_THE PROBLEM_
Each line below that contains "免费更换配件" counts once; report the total and nothing more.

[Records excerpted from a collection]
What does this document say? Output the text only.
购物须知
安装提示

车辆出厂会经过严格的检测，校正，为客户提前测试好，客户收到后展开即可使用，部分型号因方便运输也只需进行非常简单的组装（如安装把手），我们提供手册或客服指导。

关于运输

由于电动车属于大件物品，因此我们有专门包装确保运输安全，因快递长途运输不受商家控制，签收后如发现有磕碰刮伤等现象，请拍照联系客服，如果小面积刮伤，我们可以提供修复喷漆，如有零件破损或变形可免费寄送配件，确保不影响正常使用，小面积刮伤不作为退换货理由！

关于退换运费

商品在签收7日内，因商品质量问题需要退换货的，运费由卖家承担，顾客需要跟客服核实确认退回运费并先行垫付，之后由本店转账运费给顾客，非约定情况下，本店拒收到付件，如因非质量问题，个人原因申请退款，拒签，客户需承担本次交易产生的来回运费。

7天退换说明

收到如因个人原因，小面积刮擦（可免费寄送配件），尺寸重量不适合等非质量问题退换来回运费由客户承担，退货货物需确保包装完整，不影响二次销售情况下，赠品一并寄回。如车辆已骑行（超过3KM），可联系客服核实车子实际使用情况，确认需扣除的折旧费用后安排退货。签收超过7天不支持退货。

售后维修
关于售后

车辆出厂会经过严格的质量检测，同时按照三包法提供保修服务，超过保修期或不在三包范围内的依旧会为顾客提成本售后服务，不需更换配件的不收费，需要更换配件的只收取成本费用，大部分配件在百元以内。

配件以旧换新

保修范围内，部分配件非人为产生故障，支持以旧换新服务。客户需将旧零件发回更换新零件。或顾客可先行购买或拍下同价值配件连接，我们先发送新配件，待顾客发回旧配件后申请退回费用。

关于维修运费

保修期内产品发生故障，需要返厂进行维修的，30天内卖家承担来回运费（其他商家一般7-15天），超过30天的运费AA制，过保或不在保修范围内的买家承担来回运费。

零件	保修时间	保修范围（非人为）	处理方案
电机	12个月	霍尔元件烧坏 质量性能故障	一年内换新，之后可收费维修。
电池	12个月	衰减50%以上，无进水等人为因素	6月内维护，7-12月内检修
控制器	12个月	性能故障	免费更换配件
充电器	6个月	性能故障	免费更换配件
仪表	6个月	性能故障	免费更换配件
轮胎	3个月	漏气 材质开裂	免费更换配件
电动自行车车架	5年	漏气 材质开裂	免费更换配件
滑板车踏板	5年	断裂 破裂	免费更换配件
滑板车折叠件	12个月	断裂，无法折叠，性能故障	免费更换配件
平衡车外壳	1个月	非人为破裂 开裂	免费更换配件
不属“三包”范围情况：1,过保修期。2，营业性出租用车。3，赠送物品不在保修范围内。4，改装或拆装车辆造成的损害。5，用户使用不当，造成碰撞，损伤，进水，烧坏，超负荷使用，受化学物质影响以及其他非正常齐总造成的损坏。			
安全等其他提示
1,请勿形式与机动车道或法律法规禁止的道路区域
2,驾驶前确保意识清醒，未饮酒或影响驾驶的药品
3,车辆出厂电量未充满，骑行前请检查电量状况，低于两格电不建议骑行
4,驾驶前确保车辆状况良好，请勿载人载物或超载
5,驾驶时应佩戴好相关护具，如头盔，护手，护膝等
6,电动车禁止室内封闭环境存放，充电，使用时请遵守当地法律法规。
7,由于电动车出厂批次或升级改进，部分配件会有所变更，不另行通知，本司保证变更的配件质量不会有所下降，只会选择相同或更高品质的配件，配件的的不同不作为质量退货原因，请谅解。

_WRITTEN SOLUTION_
8